[Data excerpts]
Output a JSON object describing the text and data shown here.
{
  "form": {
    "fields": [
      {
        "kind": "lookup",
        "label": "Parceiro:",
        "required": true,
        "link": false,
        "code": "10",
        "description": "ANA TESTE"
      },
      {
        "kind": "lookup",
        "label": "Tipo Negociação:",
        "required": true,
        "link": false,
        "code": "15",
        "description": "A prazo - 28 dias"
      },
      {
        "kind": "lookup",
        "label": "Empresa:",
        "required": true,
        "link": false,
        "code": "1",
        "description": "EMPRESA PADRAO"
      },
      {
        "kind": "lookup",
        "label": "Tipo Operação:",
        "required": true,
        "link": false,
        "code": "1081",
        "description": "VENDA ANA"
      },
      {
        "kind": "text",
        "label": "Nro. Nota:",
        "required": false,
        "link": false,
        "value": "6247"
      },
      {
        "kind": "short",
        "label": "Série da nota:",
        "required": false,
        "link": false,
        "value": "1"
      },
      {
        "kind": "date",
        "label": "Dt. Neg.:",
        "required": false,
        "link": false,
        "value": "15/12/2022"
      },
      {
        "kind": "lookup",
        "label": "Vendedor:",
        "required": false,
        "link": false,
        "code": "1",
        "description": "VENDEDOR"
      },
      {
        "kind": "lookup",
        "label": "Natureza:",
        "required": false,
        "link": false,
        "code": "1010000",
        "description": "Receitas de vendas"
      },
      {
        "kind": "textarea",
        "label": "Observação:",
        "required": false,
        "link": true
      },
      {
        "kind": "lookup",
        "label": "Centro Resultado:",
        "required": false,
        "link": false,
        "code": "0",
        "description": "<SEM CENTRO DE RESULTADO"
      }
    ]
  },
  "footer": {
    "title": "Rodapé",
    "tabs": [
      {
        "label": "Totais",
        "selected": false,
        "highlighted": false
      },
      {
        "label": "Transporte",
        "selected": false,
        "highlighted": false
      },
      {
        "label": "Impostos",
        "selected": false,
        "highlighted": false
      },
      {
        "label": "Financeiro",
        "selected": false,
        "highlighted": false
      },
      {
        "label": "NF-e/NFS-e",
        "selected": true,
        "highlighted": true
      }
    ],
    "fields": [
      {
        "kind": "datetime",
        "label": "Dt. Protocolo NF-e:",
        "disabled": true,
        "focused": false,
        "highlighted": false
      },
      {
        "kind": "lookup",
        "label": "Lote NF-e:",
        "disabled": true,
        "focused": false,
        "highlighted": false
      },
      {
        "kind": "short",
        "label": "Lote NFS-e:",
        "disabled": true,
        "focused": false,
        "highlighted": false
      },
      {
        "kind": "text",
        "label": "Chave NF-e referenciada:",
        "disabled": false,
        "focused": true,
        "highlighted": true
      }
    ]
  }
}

- [Problem]
Each entry above is to be printed again exactly.

- [Exercise solution]
Output a JSON object describing the text and data shown here.
{
  "form": {
    "fields": [
      {
        "kind": "lookup",
        "label": "Parceiro:",
        "required": true,
        "link": false,
        "code": "10",
        "description": "ANA TESTE"
      },
      {
        "kind": "lookup",
        "label": "Tipo Negociação:",
        "required": true,
        "link": false,
        "code": "15",
        "description": "A prazo - 28 dias"
      },
      {
        "kind": "lookup",
        "label": "Empresa:",
        "required": true,
        "link": false,
        "code": "1",
        "description": "EMPRESA PADRAO"
      },
      {
        "kind": "lookup",
        "label": "Tipo Operação:",
        "required": true,
        "link": false,
        "code": "1081",
        "description": "VENDA ANA"
      },
      {
        "kind": "text",
        "label": "Nro. Nota:",
        "required": false,
        "link": false,
        "value": "6247"
      },
      {
        "kind": "short",
        "label": "Série da nota:",
        "required": false,
        "link": false,
        "value": "1"
      },
      {
        "kind": "date",
        "label": "Dt. Neg.:",
        "required": false,
        "link": false,
        "value": "15/12/2022"
      },
      {
        "kind": "lookup",
        "label": "Vendedor:",
        "required": false,
        "link": false,
        "code": "1",
        "description": "VENDEDOR"
      },
      {
        "kind": "lookup",
        "label": "Natureza:",
        "required": false,
        "link": false,
        "code": "1010000",
        "description": "Receitas de vendas"
      },
      {
        "kind": "textarea",
        "label": "Observação:",
        "required": false,
        "link": true
      },
      {
        "kind": "lookup",
        "label": "Centro Resultado:",
        "required": false,
        "link": false,
        "code": "0",
        "description": "<SEM CENTRO DE RESULTADO"
      }
    ]
  },
  "footer": {
    "title": "Rodapé",
    "tabs": [
      {
        "label": "Totais",
        "selected": false,
        "highlighted": false
      },
      {
        "label": "Transporte",
        "selected": false,
        "highlighted": false
      },
      {
        "label": "Impostos",
        "selected": false,
        "highlighted": false
      },
      {
        "label": "Financeiro",
        "selected": false,
        "highlighted": false
      },
      {
        "label": "NF-e/NFS-e",
        "selected": true,
        "highlighted": true
      }
    ],
    "fields": [
      {
        "kind": "datetime",
        "label": "Dt. Protocolo NF-e:",
        "disabled": true,
        "focused": false,
        "highlighted": false
      },
      {
        "kind": "lookup",
        "label": "Lote NF-e:",
        "disabled": true,
        "focused": false,
        "highlighted": false
      },
      {
        "kind": "short",
        "label": "Lote NFS-e:",
        "disabled": true,
        "focused": false,
        "highlighted": false
      },
      {
        "kind": "text",
        "label": "Chave NF-e referenciada:",
        "disabled": false,
        "focused": true,
        "highlighted": true
      }
    ]
  }
}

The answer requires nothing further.